__Directions for this task__: From the entries that follow, extract each line holding the string "marketingu".
──────── Material provided
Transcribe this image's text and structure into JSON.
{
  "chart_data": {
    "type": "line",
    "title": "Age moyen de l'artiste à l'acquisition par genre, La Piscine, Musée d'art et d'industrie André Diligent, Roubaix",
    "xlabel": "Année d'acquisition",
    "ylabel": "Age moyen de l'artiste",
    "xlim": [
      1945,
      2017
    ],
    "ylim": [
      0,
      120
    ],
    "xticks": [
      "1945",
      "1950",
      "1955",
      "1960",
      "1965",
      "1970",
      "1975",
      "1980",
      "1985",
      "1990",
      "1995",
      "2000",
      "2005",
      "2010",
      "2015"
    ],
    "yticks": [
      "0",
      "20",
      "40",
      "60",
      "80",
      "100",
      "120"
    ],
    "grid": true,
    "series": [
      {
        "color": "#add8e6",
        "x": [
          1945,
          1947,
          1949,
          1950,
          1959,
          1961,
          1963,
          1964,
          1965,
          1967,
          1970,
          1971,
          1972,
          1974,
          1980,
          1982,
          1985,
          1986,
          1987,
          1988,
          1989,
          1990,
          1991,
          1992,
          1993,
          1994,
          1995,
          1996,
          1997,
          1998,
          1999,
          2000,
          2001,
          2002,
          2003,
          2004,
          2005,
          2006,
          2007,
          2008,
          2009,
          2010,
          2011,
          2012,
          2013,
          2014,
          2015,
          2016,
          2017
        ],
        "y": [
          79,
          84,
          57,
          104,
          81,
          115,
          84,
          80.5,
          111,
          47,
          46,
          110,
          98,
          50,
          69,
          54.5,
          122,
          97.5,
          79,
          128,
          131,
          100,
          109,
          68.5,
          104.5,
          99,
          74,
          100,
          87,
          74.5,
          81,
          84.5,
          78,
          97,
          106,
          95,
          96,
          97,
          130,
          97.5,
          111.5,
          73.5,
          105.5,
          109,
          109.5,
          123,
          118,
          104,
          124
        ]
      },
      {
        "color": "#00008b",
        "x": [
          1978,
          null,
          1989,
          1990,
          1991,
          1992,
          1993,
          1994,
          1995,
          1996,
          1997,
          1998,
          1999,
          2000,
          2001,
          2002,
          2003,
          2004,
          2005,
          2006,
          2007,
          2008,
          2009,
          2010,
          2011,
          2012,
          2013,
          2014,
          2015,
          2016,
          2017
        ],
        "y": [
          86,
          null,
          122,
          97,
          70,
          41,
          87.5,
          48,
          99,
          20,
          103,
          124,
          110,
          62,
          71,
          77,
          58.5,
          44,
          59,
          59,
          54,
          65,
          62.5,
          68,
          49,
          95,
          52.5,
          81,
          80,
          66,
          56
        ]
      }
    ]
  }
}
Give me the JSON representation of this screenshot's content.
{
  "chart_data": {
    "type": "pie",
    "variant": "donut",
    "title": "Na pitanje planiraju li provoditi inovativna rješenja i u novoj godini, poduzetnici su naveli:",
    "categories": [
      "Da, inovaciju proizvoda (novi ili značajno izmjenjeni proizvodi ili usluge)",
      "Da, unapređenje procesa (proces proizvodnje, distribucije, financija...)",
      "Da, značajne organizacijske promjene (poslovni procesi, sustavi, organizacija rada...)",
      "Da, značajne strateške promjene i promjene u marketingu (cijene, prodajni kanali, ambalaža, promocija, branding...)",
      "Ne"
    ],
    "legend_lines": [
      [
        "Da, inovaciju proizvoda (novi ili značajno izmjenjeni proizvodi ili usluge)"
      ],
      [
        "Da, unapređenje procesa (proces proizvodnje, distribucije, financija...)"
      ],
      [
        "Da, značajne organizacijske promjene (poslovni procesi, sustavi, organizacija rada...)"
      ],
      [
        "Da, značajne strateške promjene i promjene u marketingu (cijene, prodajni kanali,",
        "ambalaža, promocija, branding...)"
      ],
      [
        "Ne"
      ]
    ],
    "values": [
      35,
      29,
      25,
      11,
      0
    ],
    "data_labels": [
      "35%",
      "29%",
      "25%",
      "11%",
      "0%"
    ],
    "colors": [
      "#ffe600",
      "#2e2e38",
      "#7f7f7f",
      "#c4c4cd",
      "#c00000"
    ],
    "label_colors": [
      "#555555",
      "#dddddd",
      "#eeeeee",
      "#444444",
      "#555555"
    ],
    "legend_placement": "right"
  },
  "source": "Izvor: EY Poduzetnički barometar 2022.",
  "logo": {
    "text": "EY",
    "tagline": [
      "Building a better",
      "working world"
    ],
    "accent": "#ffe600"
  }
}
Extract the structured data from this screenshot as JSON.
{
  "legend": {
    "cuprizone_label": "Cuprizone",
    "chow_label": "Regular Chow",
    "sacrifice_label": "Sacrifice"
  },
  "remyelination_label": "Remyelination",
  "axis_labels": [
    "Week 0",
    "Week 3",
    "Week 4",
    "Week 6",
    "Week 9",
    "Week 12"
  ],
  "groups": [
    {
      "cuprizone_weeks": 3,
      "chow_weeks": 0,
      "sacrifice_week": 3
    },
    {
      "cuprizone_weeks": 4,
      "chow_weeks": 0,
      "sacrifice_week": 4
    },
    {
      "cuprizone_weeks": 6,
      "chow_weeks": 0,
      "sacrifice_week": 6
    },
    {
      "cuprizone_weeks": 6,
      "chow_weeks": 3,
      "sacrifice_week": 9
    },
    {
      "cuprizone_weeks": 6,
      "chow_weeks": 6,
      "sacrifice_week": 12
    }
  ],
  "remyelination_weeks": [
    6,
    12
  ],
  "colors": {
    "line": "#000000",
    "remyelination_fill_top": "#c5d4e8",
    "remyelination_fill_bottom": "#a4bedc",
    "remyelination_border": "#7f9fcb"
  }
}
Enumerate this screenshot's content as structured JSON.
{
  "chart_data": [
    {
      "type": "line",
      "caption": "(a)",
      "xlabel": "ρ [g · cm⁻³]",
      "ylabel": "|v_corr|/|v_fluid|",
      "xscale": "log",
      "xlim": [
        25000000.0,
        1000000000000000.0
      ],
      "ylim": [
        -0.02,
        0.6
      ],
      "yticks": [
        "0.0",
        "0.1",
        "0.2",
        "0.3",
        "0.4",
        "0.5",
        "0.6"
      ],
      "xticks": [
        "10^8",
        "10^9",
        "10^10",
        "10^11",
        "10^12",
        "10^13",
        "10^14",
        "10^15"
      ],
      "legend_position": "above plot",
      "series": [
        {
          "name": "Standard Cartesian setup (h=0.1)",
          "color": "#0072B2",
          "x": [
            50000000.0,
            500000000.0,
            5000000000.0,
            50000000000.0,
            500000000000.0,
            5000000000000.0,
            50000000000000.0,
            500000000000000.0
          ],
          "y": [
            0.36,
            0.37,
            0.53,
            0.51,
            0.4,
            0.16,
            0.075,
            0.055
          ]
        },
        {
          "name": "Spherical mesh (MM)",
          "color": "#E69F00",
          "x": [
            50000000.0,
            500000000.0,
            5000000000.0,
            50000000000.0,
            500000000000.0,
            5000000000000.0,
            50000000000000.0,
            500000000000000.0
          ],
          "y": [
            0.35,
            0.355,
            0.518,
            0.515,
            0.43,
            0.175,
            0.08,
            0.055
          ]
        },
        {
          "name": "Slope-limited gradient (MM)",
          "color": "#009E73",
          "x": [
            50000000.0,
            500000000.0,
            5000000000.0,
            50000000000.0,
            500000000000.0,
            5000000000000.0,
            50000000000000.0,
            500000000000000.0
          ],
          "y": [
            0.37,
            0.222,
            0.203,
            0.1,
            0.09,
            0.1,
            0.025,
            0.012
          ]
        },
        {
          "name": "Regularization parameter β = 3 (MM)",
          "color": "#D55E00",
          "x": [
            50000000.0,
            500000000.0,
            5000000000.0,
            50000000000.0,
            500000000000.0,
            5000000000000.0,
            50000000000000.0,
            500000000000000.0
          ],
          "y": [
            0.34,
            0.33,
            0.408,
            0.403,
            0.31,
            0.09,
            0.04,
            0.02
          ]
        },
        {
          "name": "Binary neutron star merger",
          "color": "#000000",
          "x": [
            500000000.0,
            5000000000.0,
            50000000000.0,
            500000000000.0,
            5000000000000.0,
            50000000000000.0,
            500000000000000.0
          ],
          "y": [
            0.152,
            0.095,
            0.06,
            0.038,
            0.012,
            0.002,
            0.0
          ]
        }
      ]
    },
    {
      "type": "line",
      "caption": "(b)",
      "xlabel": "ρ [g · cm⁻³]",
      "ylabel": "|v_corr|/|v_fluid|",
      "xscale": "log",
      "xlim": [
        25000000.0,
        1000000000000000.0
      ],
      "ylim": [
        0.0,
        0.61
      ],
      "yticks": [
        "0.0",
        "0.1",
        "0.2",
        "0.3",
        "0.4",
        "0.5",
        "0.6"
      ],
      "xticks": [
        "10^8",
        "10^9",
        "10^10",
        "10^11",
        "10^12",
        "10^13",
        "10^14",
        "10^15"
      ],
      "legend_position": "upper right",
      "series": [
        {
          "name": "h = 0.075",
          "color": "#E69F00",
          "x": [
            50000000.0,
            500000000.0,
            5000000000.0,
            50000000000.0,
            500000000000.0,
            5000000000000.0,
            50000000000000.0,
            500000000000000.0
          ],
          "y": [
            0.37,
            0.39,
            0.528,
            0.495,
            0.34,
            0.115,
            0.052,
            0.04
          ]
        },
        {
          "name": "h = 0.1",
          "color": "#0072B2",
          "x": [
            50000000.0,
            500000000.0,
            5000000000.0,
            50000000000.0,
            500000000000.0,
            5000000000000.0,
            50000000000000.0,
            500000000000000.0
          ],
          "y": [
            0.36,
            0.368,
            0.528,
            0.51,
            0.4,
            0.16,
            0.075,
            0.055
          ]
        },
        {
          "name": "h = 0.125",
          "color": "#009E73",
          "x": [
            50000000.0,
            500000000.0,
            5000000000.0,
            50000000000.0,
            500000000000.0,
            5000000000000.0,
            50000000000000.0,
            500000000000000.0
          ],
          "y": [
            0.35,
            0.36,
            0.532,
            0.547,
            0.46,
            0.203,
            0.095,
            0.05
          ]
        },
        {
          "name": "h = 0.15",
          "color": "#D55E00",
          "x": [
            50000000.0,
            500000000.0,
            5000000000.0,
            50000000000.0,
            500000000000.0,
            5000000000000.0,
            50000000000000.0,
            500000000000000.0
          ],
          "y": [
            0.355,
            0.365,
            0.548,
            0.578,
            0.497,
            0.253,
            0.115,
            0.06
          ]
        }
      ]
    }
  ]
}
────────────────
__Exercise answer__:
      "Da, značajne strateške promjene i promjene u marketingu (cijene, prodajni kanali, ambalaža, promocija, branding...)",
        "Da, značajne strateške promjene i promjene u marketingu (cijene, prodajni kanali,",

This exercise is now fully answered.